= INSTRUCTION =
Give the entries again exactly, every one of them.

(Items listed in a dataset)
----
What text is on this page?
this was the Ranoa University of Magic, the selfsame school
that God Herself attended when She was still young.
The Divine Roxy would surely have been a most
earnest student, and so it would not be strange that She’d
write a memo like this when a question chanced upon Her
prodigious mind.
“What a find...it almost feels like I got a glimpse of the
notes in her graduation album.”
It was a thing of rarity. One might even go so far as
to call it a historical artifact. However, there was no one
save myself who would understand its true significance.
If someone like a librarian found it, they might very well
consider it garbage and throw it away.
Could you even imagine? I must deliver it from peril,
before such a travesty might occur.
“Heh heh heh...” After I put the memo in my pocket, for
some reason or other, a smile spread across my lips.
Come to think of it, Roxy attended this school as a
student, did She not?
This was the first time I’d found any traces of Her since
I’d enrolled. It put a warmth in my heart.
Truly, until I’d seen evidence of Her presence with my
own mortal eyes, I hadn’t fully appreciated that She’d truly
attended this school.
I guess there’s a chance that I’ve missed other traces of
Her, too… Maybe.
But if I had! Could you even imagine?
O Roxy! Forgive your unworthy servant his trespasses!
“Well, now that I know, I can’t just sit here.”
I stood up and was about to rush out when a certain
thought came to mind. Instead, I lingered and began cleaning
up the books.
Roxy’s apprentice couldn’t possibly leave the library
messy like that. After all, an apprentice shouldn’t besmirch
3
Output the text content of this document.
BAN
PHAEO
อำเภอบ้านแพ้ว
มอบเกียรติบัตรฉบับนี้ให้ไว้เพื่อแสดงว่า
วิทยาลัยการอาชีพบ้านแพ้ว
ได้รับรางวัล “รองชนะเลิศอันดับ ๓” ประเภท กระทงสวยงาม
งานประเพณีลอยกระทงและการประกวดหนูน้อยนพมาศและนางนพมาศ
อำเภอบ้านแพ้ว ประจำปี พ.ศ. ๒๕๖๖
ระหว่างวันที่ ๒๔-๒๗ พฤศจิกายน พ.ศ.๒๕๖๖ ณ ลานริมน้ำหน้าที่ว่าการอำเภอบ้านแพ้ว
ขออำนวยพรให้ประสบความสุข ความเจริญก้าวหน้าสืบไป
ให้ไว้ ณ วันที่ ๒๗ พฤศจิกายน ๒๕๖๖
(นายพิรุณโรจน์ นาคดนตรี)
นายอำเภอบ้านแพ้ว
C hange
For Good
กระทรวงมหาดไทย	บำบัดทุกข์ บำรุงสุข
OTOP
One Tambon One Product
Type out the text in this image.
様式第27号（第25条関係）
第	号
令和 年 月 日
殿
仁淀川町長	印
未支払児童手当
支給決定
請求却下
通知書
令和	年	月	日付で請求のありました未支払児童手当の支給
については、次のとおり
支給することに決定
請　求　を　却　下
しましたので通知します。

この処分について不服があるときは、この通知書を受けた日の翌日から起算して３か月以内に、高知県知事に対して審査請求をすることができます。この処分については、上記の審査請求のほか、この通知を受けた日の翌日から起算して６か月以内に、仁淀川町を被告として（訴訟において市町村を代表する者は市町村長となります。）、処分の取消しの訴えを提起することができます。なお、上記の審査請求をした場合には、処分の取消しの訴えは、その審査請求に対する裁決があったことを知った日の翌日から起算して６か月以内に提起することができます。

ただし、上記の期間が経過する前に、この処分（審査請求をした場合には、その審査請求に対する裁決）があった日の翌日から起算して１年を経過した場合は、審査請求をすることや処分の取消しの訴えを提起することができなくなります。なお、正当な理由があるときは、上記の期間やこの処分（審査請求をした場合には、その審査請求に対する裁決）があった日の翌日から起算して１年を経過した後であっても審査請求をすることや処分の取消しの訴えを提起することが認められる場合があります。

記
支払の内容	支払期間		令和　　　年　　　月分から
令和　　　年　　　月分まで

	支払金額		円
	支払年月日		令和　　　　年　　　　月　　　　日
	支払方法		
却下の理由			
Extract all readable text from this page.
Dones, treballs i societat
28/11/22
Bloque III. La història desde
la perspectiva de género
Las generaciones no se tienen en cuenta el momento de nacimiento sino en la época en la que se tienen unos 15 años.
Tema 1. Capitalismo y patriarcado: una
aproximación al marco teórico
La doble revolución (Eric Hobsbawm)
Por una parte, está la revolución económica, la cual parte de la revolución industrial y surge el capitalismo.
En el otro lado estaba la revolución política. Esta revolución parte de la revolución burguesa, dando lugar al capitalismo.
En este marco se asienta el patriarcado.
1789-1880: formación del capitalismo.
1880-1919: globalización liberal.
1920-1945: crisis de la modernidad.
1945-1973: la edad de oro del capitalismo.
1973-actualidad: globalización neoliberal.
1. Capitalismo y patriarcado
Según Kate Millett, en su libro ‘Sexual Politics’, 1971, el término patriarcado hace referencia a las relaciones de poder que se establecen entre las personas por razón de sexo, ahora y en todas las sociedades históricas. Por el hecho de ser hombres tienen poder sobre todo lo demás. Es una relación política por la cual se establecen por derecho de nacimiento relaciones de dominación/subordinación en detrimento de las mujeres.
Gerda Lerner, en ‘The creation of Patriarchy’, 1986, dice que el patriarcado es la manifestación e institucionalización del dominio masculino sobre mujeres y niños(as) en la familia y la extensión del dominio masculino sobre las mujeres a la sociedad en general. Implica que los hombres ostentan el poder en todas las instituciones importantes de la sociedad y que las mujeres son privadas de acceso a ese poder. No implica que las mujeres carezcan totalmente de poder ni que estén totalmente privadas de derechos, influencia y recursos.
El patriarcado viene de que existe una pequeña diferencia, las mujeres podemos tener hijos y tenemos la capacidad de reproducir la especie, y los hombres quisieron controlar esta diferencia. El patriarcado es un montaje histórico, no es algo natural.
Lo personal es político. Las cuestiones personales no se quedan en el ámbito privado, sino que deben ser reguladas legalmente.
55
----
= SOLUTION FOR THIS PROBLEM =
What text is on this page?
this was the Ranoa University of Magic, the selfsame school
that God Herself attended when She was still young.
The Divine Roxy would surely have been a most
earnest student, and so it would not be strange that She’d
write a memo like this when a question chanced upon Her
prodigious mind.
“What a find...it almost feels like I got a glimpse of the
notes in her graduation album.”
It was a thing of rarity. One might even go so far as
to call it a historical artifact. However, there was no one
save myself who would understand its true significance.
If someone like a librarian found it, they might very well
consider it garbage and throw it away.
Could you even imagine? I must deliver it from peril,
before such a travesty might occur.
“Heh heh heh...” After I put the memo in my pocket, for
some reason or other, a smile spread across my lips.
Come to think of it, Roxy attended this school as a
student, did She not?
This was the first time I’d found any traces of Her since
I’d enrolled. It put a warmth in my heart.
Truly, until I’d seen evidence of Her presence with my
own mortal eyes, I hadn’t fully appreciated that She’d truly
attended this school.
I guess there’s a chance that I’ve missed other traces of
Her, too… Maybe.
But if I had! Could you even imagine?
O Roxy! Forgive your unworthy servant his trespasses!
“Well, now that I know, I can’t just sit here.”
I stood up and was about to rush out when a certain
thought came to mind. Instead, I lingered and began cleaning
up the books.
Roxy’s apprentice couldn’t possibly leave the library
messy like that. After all, an apprentice shouldn’t besmirch
3
Output the text content of this document.
BAN
PHAEO
อำเภอบ้านแพ้ว
มอบเกียรติบัตรฉบับนี้ให้ไว้เพื่อแสดงว่า
วิทยาลัยการอาชีพบ้านแพ้ว
ได้รับรางวัล “รองชนะเลิศอันดับ ๓” ประเภท กระทงสวยงาม
งานประเพณีลอยกระทงและการประกวดหนูน้อยนพมาศและนางนพมาศ
อำเภอบ้านแพ้ว ประจำปี พ.ศ. ๒๕๖๖
ระหว่างวันที่ ๒๔-๒๗ พฤศจิกายน พ.ศ.๒๕๖๖ ณ ลานริมน้ำหน้าที่ว่าการอำเภอบ้านแพ้ว
ขออำนวยพรให้ประสบความสุข ความเจริญก้าวหน้าสืบไป
ให้ไว้ ณ วันที่ ๒๗ พฤศจิกายน ๒๕๖๖
(นายพิรุณโรจน์ นาคดนตรี)
นายอำเภอบ้านแพ้ว
C hange
For Good
กระทรวงมหาดไทย	บำบัดทุกข์ บำรุงสุข
OTOP
One Tambon One Product
Type out the text in this image.
様式第27号（第25条関係）
第	号
令和 年 月 日
殿
仁淀川町長	印
未支払児童手当
支給決定
請求却下
通知書
令和	年	月	日付で請求のありました未支払児童手当の支給
については、次のとおり
支給することに決定
請　求　を　却　下
しましたので通知します。

この処分について不服があるときは、この通知書を受けた日の翌日から起算して３か月以内に、高知県知事に対して審査請求をすることができます。この処分については、上記の審査請求のほか、この通知を受けた日の翌日から起算して６か月以内に、仁淀川町を被告として（訴訟において市町村を代表する者は市町村長となります。）、処分の取消しの訴えを提起することができます。なお、上記の審査請求をした場合には、処分の取消しの訴えは、その審査請求に対する裁決があったことを知った日の翌日から起算して６か月以内に提起することができます。

ただし、上記の期間が経過する前に、この処分（審査請求をした場合には、その審査請求に対する裁決）があった日の翌日から起算して１年を経過した場合は、審査請求をすることや処分の取消しの訴えを提起することができなくなります。なお、正当な理由があるときは、上記の期間やこの処分（審査請求をした場合には、その審査請求に対する裁決）があった日の翌日から起算して１年を経過した後であっても審査請求をすることや処分の取消しの訴えを提起することが認められる場合があります。

記
支払の内容	支払期間		令和　　　年　　　月分から
令和　　　年　　　月分まで

	支払金額		円
	支払年月日		令和　　　　年　　　　月　　　　日
	支払方法		
却下の理由			
Extract all readable text from this page.
Dones, treballs i societat
28/11/22
Bloque III. La història desde
la perspectiva de género
Las generaciones no se tienen en cuenta el momento de nacimiento sino en la época en la que se tienen unos 15 años.
Tema 1. Capitalismo y patriarcado: una
aproximación al marco teórico
La doble revolución (Eric Hobsbawm)
Por una parte, está la revolución económica, la cual parte de la revolución industrial y surge el capitalismo.
En el otro lado estaba la revolución política. Esta revolución parte de la revolución burguesa, dando lugar al capitalismo.
En este marco se asienta el patriarcado.
1789-1880: formación del capitalismo.
1880-1919: globalización liberal.
1920-1945: crisis de la modernidad.
1945-1973: la edad de oro del capitalismo.
1973-actualidad: globalización neoliberal.
1. Capitalismo y patriarcado
Según Kate Millett, en su libro ‘Sexual Politics’, 1971, el término patriarcado hace referencia a las relaciones de poder que se establecen entre las personas por razón de sexo, ahora y en todas las sociedades históricas. Por el hecho de ser hombres tienen poder sobre todo lo demás. Es una relación política por la cual se establecen por derecho de nacimiento relaciones de dominación/subordinación en detrimento de las mujeres.
Gerda Lerner, en ‘The creation of Patriarchy’, 1986, dice que el patriarcado es la manifestación e institucionalización del dominio masculino sobre mujeres y niños(as) en la familia y la extensión del dominio masculino sobre las mujeres a la sociedad en general. Implica que los hombres ostentan el poder en todas las instituciones importantes de la sociedad y que las mujeres son privadas de acceso a ese poder. No implica que las mujeres carezcan totalmente de poder ni que estén totalmente privadas de derechos, influencia y recursos.
El patriarcado viene de que existe una pequeña diferencia, las mujeres podemos tener hijos y tenemos la capacidad de reproducir la especie, y los hombres quisieron controlar esta diferencia. El patriarcado es un montaje histórico, no es algo natural.
Lo personal es político. Las cuestiones personales no se quedan en el ámbito privado, sino que deben ser reguladas legalmente.
55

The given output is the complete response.